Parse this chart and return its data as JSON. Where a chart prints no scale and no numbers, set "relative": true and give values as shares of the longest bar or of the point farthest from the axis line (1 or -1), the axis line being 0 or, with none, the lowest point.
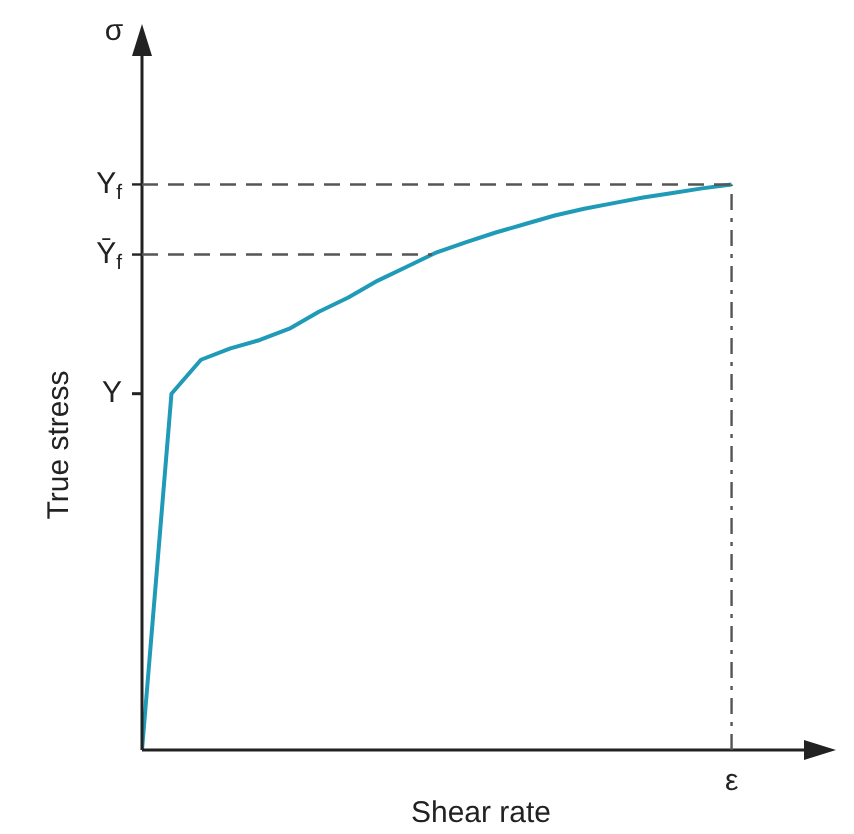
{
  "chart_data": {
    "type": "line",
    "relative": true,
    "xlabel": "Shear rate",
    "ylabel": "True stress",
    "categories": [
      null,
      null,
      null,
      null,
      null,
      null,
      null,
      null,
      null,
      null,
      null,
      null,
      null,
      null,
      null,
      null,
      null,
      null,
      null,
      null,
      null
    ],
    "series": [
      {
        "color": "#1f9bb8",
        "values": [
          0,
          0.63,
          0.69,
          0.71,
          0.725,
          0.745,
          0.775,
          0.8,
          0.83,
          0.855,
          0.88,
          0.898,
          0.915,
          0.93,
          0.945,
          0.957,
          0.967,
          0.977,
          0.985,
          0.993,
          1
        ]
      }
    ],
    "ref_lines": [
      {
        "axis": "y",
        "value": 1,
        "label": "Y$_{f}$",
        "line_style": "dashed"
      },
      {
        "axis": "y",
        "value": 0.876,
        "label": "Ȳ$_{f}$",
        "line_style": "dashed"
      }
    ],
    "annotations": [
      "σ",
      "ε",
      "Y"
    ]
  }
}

- - - - -

Write out all the entries again, word for word, and print no images.

* [Written reply]
Parse this chart and return its data as JSON. Where a chart prints no scale and no numbers, set "relative": true and give values as shares of the longest bar or of the point farthest from the axis line (1 or -1), the axis line being 0 or, with none, the lowest point.
{
  "chart_data": {
    "type": "line",
    "relative": true,
    "xlabel": "Shear rate",
    "ylabel": "True stress",
    "categories": [
      null,
      null,
      null,
      null,
      null,
      null,
      null,
      null,
      null,
      null,
      null,
      null,
      null,
      null,
      null,
      null,
      null,
      null,
      null,
      null,
      null
    ],
    "series": [
      {
        "color": "#1f9bb8",
        "values": [
          0,
          0.63,
          0.69,
          0.71,
          0.725,
          0.745,
          0.775,
          0.8,
          0.83,
          0.855,
          0.88,
          0.898,
          0.915,
          0.93,
          0.945,
          0.957,
          0.967,
          0.977,
          0.985,
          0.993,
          1
        ]
      }
    ],
    "ref_lines": [
      {
        "axis": "y",
        "value": 1,
        "label": "Y$_{f}$",
        "line_style": "dashed"
      },
      {
        "axis": "y",
        "value": 0.876,
        "label": "Ȳ$_{f}$",
        "line_style": "dashed"
      }
    ],
    "annotations": [
      "σ",
      "ε",
      "Y"
    ]
  }
}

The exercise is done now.